(Dataset rows about figures)
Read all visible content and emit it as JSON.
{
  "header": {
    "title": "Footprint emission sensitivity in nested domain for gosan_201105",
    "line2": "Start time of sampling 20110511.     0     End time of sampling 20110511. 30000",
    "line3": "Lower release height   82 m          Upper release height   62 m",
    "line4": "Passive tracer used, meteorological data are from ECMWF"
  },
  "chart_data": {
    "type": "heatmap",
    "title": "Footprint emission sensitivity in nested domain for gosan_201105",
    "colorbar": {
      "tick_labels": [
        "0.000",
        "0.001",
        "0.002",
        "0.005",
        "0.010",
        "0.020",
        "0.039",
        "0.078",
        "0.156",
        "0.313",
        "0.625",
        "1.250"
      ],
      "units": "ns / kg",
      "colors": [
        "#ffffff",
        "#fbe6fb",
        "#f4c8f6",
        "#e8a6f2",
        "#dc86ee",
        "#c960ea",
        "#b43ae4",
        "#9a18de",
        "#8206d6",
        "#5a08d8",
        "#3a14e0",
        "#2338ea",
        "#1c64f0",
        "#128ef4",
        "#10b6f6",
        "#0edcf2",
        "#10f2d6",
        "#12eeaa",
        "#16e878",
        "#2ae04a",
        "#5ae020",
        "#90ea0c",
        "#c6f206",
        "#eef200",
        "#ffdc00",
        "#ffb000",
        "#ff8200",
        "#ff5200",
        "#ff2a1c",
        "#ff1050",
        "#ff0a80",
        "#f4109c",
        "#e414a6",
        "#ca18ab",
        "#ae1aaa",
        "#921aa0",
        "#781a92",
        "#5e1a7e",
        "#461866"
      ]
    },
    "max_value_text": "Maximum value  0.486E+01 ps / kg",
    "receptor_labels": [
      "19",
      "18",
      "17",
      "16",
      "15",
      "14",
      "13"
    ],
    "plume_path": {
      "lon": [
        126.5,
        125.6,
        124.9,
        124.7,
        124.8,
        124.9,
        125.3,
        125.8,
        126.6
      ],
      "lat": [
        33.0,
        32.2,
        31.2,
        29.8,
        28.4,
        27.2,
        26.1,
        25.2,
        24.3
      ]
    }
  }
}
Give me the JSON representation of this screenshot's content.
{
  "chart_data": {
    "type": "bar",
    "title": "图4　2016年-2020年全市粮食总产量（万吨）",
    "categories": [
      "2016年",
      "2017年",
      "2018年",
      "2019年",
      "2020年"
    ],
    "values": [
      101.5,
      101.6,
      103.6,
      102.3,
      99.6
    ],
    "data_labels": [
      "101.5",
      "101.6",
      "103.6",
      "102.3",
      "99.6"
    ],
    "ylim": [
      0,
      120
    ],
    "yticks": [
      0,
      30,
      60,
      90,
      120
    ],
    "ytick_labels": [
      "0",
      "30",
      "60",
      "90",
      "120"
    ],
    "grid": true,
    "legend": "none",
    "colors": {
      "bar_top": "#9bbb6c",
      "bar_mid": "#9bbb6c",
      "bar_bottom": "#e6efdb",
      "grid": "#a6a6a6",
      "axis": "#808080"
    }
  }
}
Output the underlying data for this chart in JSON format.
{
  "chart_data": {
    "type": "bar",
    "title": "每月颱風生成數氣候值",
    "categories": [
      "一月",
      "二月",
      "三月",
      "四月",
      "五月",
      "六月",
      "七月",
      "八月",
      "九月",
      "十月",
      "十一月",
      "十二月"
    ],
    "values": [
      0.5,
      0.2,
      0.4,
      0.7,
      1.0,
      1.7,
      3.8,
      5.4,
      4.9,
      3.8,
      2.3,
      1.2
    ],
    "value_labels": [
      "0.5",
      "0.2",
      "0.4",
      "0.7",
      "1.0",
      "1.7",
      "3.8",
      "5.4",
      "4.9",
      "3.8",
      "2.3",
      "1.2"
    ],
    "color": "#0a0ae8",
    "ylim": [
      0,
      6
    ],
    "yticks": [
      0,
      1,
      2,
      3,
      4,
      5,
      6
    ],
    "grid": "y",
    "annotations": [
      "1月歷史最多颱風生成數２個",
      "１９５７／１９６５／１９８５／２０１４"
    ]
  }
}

◆ Problem description ◆
Only lines with the string "JSON" belong in your answer; copy each one.

◆ Response to the exercise ◆
Read all visible content and emit it as JSON.
Give me the JSON representation of this screenshot's content.
Output the underlying data for this chart in JSON format.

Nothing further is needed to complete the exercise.